--- Directive ---
Your task is to transcribe the data in full.

** Start of Information shown **

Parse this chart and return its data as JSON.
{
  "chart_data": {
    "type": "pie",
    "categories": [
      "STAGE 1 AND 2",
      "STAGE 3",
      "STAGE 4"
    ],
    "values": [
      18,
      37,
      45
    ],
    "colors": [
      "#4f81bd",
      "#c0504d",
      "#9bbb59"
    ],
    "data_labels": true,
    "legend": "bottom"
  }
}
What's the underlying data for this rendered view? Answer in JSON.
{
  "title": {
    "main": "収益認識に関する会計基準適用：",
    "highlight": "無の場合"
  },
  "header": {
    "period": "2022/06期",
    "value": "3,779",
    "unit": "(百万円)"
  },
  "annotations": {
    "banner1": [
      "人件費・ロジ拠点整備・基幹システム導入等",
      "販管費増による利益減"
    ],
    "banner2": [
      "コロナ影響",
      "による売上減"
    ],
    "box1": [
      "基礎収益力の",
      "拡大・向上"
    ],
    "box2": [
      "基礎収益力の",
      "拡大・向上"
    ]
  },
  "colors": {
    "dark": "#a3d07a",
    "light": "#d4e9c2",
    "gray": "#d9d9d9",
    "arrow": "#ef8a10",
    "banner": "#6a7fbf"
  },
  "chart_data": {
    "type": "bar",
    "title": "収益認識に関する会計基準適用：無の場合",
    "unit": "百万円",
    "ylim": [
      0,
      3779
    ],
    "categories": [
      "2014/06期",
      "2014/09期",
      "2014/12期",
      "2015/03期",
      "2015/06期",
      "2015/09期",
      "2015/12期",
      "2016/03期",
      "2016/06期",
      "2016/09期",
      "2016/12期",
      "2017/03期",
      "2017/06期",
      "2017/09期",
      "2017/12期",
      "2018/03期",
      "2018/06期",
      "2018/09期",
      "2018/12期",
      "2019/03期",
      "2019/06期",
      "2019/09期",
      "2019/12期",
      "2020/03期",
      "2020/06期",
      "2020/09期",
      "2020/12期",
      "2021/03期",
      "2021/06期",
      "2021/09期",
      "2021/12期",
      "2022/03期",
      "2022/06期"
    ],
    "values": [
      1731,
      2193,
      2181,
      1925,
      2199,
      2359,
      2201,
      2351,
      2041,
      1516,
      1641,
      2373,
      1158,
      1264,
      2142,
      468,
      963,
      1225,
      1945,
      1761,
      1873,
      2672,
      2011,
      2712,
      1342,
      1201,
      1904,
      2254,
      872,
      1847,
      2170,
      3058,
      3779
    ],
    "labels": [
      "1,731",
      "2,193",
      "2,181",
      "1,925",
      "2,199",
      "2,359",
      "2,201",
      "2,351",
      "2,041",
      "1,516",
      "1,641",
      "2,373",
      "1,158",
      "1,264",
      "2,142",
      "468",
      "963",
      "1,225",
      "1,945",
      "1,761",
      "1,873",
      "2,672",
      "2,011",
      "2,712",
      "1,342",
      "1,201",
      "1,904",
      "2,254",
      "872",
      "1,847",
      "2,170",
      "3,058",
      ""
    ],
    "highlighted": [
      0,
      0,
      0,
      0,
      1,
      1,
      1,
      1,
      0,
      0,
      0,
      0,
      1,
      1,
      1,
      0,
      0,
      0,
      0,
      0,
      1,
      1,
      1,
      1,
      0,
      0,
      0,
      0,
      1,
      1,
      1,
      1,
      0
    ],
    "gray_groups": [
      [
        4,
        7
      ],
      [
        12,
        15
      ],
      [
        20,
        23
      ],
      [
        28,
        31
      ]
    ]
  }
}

** End of Information shown **

--- Exercise result ---
Parse this chart and return its data as JSON.
{
  "chart_data": {
    "type": "pie",
    "categories": [
      "STAGE 1 AND 2",
      "STAGE 3",
      "STAGE 4"
    ],
    "values": [
      18,
      37,
      45
    ],
    "colors": [
      "#4f81bd",
      "#c0504d",
      "#9bbb59"
    ],
    "data_labels": true,
    "legend": "bottom"
  }
}
What's the underlying data for this rendered view? Answer in JSON.
{
  "title": {
    "main": "収益認識に関する会計基準適用：",
    "highlight": "無の場合"
  },
  "header": {
    "period": "2022/06期",
    "value": "3,779",
    "unit": "(百万円)"
  },
  "annotations": {
    "banner1": [
      "人件費・ロジ拠点整備・基幹システム導入等",
      "販管費増による利益減"
    ],
    "banner2": [
      "コロナ影響",
      "による売上減"
    ],
    "box1": [
      "基礎収益力の",
      "拡大・向上"
    ],
    "box2": [
      "基礎収益力の",
      "拡大・向上"
    ]
  },
  "colors": {
    "dark": "#a3d07a",
    "light": "#d4e9c2",
    "gray": "#d9d9d9",
    "arrow": "#ef8a10",
    "banner": "#6a7fbf"
  },
  "chart_data": {
    "type": "bar",
    "title": "収益認識に関する会計基準適用：無の場合",
    "unit": "百万円",
    "ylim": [
      0,
      3779
    ],
    "categories": [
      "2014/06期",
      "2014/09期",
      "2014/12期",
      "2015/03期",
      "2015/06期",
      "2015/09期",
      "2015/12期",
      "2016/03期",
      "2016/06期",
      "2016/09期",
      "2016/12期",
      "2017/03期",
      "2017/06期",
      "2017/09期",
      "2017/12期",
      "2018/03期",
      "2018/06期",
      "2018/09期",
      "2018/12期",
      "2019/03期",
      "2019/06期",
      "2019/09期",
      "2019/12期",
      "2020/03期",
      "2020/06期",
      "2020/09期",
      "2020/12期",
      "2021/03期",
      "2021/06期",
      "2021/09期",
      "2021/12期",
      "2022/03期",
      "2022/06期"
    ],
    "values": [
      1731,
      2193,
      2181,
      1925,
      2199,
      2359,
      2201,
      2351,
      2041,
      1516,
      1641,
      2373,
      1158,
      1264,
      2142,
      468,
      963,
      1225,
      1945,
      1761,
      1873,
      2672,
      2011,
      2712,
      1342,
      1201,
      1904,
      2254,
      872,
      1847,
      2170,
      3058,
      3779
    ],
    "labels": [
      "1,731",
      "2,193",
      "2,181",
      "1,925",
      "2,199",
      "2,359",
      "2,201",
      "2,351",
      "2,041",
      "1,516",
      "1,641",
      "2,373",
      "1,158",
      "1,264",
      "2,142",
      "468",
      "963",
      "1,225",
      "1,945",
      "1,761",
      "1,873",
      "2,672",
      "2,011",
      "2,712",
      "1,342",
      "1,201",
      "1,904",
      "2,254",
      "872",
      "1,847",
      "2,170",
      "3,058",
      ""
    ],
    "highlighted": [
      0,
      0,
      0,
      0,
      1,
      1,
      1,
      1,
      0,
      0,
      0,
      0,
      1,
      1,
      1,
      0,
      0,
      0,
      0,
      0,
      1,
      1,
      1,
      1,
      0,
      0,
      0,
      0,
      1,
      1,
      1,
      1,
      0
    ],
    "gray_groups": [
      [
        4,
        7
      ],
      [
        12,
        15
      ],
      [
        20,
        23
      ],
      [
        28,
        31
      ]
    ]
  }
}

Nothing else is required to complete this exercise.